DATASET CONTENT:
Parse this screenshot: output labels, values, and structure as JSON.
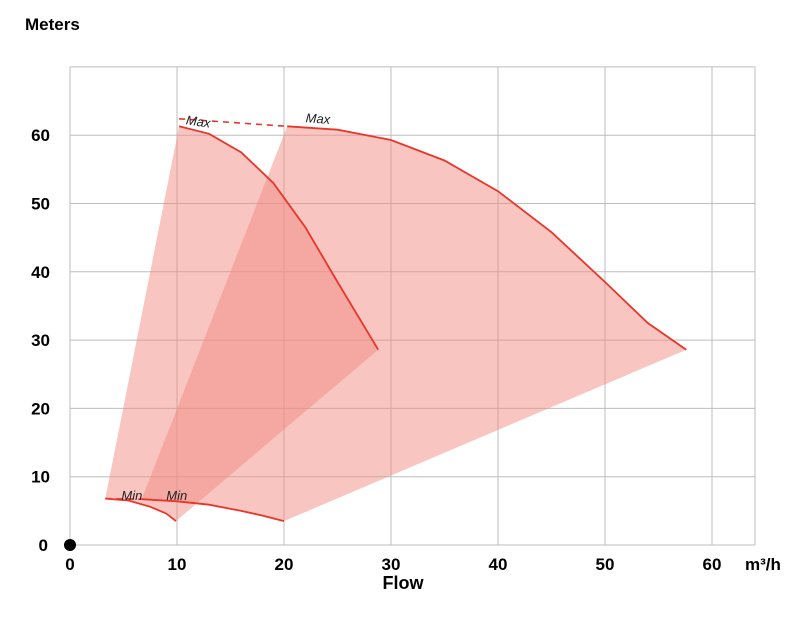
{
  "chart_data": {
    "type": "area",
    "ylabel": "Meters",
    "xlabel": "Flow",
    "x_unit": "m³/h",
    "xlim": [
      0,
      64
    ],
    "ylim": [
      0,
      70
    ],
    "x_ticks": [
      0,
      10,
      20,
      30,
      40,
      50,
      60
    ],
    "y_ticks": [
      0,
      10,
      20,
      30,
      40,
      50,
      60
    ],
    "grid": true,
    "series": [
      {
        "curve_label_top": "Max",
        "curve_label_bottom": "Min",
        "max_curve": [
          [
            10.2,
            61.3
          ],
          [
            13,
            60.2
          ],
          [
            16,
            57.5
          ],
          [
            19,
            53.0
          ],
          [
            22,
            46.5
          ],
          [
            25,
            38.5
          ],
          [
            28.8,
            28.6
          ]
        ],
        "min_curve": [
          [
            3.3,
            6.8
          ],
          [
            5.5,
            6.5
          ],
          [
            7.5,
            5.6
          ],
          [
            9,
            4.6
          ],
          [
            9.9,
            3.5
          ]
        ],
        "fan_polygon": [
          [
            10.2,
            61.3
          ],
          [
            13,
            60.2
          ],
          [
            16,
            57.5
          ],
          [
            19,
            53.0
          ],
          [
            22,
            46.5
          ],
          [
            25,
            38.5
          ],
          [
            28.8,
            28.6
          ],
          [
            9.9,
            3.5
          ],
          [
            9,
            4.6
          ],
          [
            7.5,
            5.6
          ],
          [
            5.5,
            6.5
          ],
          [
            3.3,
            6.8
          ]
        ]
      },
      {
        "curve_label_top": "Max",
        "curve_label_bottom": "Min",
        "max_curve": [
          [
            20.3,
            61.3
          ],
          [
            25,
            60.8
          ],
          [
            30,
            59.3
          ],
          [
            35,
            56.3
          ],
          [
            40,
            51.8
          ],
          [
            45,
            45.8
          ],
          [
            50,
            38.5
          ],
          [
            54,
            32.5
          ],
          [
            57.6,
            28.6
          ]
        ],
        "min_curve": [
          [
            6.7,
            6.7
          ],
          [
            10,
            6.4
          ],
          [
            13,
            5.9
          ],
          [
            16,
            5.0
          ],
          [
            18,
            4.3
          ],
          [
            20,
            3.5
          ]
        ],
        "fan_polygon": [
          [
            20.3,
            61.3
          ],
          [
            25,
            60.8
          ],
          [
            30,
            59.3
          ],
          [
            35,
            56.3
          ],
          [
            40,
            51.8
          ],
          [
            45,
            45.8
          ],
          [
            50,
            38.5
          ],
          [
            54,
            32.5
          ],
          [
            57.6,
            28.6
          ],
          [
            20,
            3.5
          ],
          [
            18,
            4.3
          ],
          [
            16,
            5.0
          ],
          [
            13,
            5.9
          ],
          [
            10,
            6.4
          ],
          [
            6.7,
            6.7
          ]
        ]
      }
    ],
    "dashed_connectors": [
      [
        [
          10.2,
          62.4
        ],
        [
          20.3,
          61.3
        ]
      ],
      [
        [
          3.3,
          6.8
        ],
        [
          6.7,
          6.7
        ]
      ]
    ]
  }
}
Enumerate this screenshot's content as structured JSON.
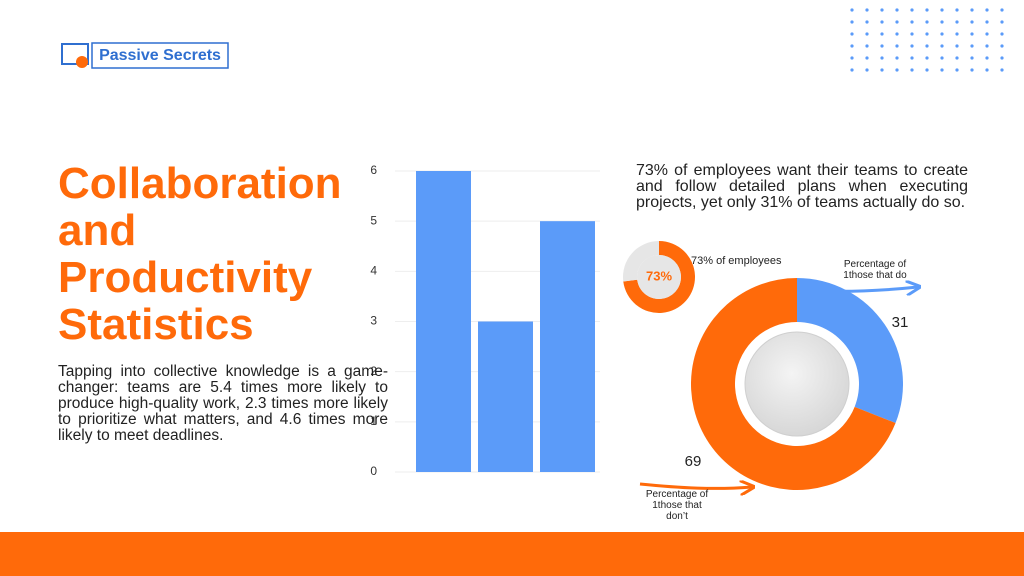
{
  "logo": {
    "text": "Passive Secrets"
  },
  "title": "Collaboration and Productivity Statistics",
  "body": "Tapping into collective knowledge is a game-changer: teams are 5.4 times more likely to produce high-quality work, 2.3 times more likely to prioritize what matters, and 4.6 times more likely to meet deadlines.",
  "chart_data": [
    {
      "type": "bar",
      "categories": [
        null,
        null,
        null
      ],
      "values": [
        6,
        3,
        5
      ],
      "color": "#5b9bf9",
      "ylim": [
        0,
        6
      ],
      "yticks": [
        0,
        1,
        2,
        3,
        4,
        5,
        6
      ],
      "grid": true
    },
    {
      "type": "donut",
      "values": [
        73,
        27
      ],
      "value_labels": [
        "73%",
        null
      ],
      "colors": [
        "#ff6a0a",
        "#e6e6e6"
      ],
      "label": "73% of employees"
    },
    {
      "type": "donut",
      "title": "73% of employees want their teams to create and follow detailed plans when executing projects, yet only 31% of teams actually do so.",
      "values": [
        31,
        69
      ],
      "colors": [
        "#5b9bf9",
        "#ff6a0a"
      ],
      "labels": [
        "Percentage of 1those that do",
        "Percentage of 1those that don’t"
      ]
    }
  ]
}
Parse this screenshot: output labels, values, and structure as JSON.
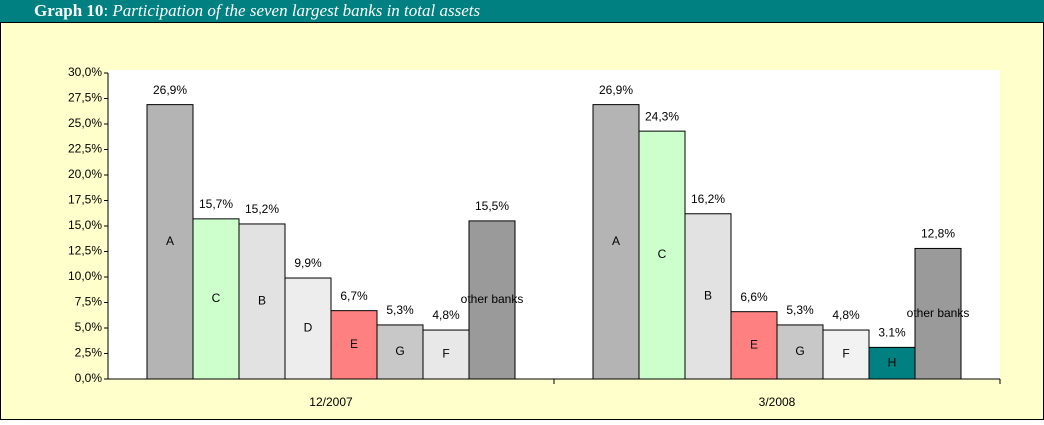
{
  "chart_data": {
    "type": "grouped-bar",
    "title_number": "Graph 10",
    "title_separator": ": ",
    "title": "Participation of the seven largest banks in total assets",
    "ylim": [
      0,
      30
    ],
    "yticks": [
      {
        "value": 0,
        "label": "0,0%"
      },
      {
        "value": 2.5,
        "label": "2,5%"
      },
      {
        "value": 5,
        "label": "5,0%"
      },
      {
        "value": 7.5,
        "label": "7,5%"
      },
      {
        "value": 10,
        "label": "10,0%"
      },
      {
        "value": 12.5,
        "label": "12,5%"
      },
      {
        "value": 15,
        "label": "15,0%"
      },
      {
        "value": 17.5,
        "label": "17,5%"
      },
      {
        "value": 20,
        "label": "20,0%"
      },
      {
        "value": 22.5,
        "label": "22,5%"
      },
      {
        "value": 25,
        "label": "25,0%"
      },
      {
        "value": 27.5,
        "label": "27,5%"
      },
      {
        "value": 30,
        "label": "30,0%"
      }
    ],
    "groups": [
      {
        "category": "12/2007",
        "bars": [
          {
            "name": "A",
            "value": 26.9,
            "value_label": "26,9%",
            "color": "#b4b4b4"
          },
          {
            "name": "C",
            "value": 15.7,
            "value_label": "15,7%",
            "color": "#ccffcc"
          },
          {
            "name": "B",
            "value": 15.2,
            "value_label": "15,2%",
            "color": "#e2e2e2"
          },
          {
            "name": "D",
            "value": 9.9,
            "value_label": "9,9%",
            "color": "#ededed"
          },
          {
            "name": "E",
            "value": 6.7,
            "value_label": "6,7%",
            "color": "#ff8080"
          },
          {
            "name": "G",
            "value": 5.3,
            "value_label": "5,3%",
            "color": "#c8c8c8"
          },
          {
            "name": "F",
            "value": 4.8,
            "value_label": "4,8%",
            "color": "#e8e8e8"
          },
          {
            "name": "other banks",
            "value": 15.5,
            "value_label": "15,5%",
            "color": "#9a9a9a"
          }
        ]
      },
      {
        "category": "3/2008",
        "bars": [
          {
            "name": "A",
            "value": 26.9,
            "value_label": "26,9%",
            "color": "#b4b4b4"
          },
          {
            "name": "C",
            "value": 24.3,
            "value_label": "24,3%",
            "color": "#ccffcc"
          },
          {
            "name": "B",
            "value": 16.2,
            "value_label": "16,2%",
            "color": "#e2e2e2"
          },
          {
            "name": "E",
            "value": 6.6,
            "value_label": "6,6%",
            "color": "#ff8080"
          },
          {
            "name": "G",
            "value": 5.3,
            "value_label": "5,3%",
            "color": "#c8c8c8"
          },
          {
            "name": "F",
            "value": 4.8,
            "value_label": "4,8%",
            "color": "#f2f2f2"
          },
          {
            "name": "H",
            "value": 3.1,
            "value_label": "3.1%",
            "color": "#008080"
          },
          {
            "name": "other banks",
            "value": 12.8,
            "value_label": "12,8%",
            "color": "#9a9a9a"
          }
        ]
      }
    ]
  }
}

INSTRUCTIONS FOR THE TASK: Pictures stay out of the copy; please restate every record above exactly.

RESULT FOR THIS EXERCISE:
Parse this screenshot: output labels, values, and structure as JSON.
{
  "chart_data": {
    "type": "area",
    "ylabel": "Meters",
    "xlabel": "Flow",
    "x_unit": "m³/h",
    "xlim": [
      0,
      64
    ],
    "ylim": [
      0,
      70
    ],
    "x_ticks": [
      0,
      10,
      20,
      30,
      40,
      50,
      60
    ],
    "y_ticks": [
      0,
      10,
      20,
      30,
      40,
      50,
      60
    ],
    "grid": true,
    "series": [
      {
        "curve_label_top": "Max",
        "curve_label_bottom": "Min",
        "max_curve": [
          [
            10.2,
            61.3
          ],
          [
            13,
            60.2
          ],
          [
            16,
            57.5
          ],
          [
            19,
            53.0
          ],
          [
            22,
            46.5
          ],
          [
            25,
            38.5
          ],
          [
            28.8,
            28.6
          ]
        ],
        "min_curve": [
          [
            3.3,
            6.8
          ],
          [
            5.5,
            6.5
          ],
          [
            7.5,
            5.6
          ],
          [
            9,
            4.6
          ],
          [
            9.9,
            3.5
          ]
        ],
        "fan_polygon": [
          [
            10.2,
            61.3
          ],
          [
            13,
            60.2
          ],
          [
            16,
            57.5
          ],
          [
            19,
            53.0
          ],
          [
            22,
            46.5
          ],
          [
            25,
            38.5
          ],
          [
            28.8,
            28.6
          ],
          [
            9.9,
            3.5
          ],
          [
            9,
            4.6
          ],
          [
            7.5,
            5.6
          ],
          [
            5.5,
            6.5
          ],
          [
            3.3,
            6.8
          ]
        ]
      },
      {
        "curve_label_top": "Max",
        "curve_label_bottom": "Min",
        "max_curve": [
          [
            20.3,
            61.3
          ],
          [
            25,
            60.8
          ],
          [
            30,
            59.3
          ],
          [
            35,
            56.3
          ],
          [
            40,
            51.8
          ],
          [
            45,
            45.8
          ],
          [
            50,
            38.5
          ],
          [
            54,
            32.5
          ],
          [
            57.6,
            28.6
          ]
        ],
        "min_curve": [
          [
            6.7,
            6.7
          ],
          [
            10,
            6.4
          ],
          [
            13,
            5.9
          ],
          [
            16,
            5.0
          ],
          [
            18,
            4.3
          ],
          [
            20,
            3.5
          ]
        ],
        "fan_polygon": [
          [
            20.3,
            61.3
          ],
          [
            25,
            60.8
          ],
          [
            30,
            59.3
          ],
          [
            35,
            56.3
          ],
          [
            40,
            51.8
          ],
          [
            45,
            45.8
          ],
          [
            50,
            38.5
          ],
          [
            54,
            32.5
          ],
          [
            57.6,
            28.6
          ],
          [
            20,
            3.5
          ],
          [
            18,
            4.3
          ],
          [
            16,
            5.0
          ],
          [
            13,
            5.9
          ],
          [
            10,
            6.4
          ],
          [
            6.7,
            6.7
          ]
        ]
      }
    ],
    "dashed_connectors": [
      [
        [
          10.2,
          62.4
        ],
        [
          20.3,
          61.3
        ]
      ],
      [
        [
          3.3,
          6.8
        ],
        [
          6.7,
          6.7
        ]
      ]
    ]
  }
}
Enumerate this screenshot's content as structured JSON.
{
  "logo": {
    "text": "Passive Secrets"
  },
  "title": "Collaboration and Productivity Statistics",
  "body": "Tapping into collective knowledge is a game-changer: teams are 5.4 times more likely to produce high-quality work, 2.3 times more likely to prioritize what matters, and 4.6 times more likely to meet deadlines.",
  "chart_data": [
    {
      "type": "bar",
      "categories": [
        null,
        null,
        null
      ],
      "values": [
        6,
        3,
        5
      ],
      "color": "#5b9bf9",
      "ylim": [
        0,
        6
      ],
      "yticks": [
        0,
        1,
        2,
        3,
        4,
        5,
        6
      ],
      "grid": true
    },
    {
      "type": "donut",
      "values": [
        73,
        27
      ],
      "value_labels": [
        "73%",
        null
      ],
      "colors": [
        "#ff6a0a",
        "#e6e6e6"
      ],
      "label": "73% of employees"
    },
    {
      "type": "donut",
      "title": "73% of employees want their teams to create and follow detailed plans when executing projects, yet only 31% of teams actually do so.",
      "values": [
        31,
        69
      ],
      "colors": [
        "#5b9bf9",
        "#ff6a0a"
      ],
      "labels": [
        "Percentage of 1those that do",
        "Percentage of 1those that don’t"
      ]
    }
  ]
}
Parse this screenshot: output labels, values, and structure as JSON.
{
  "chart_data": {
    "type": "grouped-bar",
    "title_number": "Graph 10",
    "title_separator": ": ",
    "title": "Participation of the seven largest banks in total assets",
    "ylim": [
      0,
      30
    ],
    "yticks": [
      {
        "value": 0,
        "label": "0,0%"
      },
      {
        "value": 2.5,
        "label": "2,5%"
      },
      {
        "value": 5,
        "label": "5,0%"
      },
      {
        "value": 7.5,
        "label": "7,5%"
      },
      {
        "value": 10,
        "label": "10,0%"
      },
      {
        "value": 12.5,
        "label": "12,5%"
      },
      {
        "value": 15,
        "label": "15,0%"
      },
      {
        "value": 17.5,
        "label": "17,5%"
      },
      {
        "value": 20,
        "label": "20,0%"
      },
      {
        "value": 22.5,
        "label": "22,5%"
      },
      {
        "value": 25,
        "label": "25,0%"
      },
      {
        "value": 27.5,
        "label": "27,5%"
      },
      {
        "value": 30,
        "label": "30,0%"
      }
    ],
    "groups": [
      {
        "category": "12/2007",
        "bars": [
          {
            "name": "A",
            "value": 26.9,
            "value_label": "26,9%",
            "color": "#b4b4b4"
          },
          {
            "name": "C",
            "value": 15.7,
            "value_label": "15,7%",
            "color": "#ccffcc"
          },
          {
            "name": "B",
            "value": 15.2,
            "value_label": "15,2%",
            "color": "#e2e2e2"
          },
          {
            "name": "D",
            "value": 9.9,
            "value_label": "9,9%",
            "color": "#ededed"
          },
          {
            "name": "E",
            "value": 6.7,
            "value_label": "6,7%",
            "color": "#ff8080"
          },
          {
            "name": "G",
            "value": 5.3,
            "value_label": "5,3%",
            "color": "#c8c8c8"
          },
          {
            "name": "F",
            "value": 4.8,
            "value_label": "4,8%",
            "color": "#e8e8e8"
          },
          {
            "name": "other banks",
            "value": 15.5,
            "value_label": "15,5%",
            "color": "#9a9a9a"
          }
        ]
      },
      {
        "category": "3/2008",
        "bars": [
          {
            "name": "A",
            "value": 26.9,
            "value_label": "26,9%",
            "color": "#b4b4b4"
          },
          {
            "name": "C",
            "value": 24.3,
            "value_label": "24,3%",
            "color": "#ccffcc"
          },
          {
            "name": "B",
            "value": 16.2,
            "value_label": "16,2%",
            "color": "#e2e2e2"
          },
          {
            "name": "E",
            "value": 6.6,
            "value_label": "6,6%",
            "color": "#ff8080"
          },
          {
            "name": "G",
            "value": 5.3,
            "value_label": "5,3%",
            "color": "#c8c8c8"
          },
          {
            "name": "F",
            "value": 4.8,
            "value_label": "4,8%",
            "color": "#f2f2f2"
          },
          {
            "name": "H",
            "value": 3.1,
            "value_label": "3.1%",
            "color": "#008080"
          },
          {
            "name": "other banks",
            "value": 12.8,
            "value_label": "12,8%",
            "color": "#9a9a9a"
          }
        ]
      }
    ]
  }
}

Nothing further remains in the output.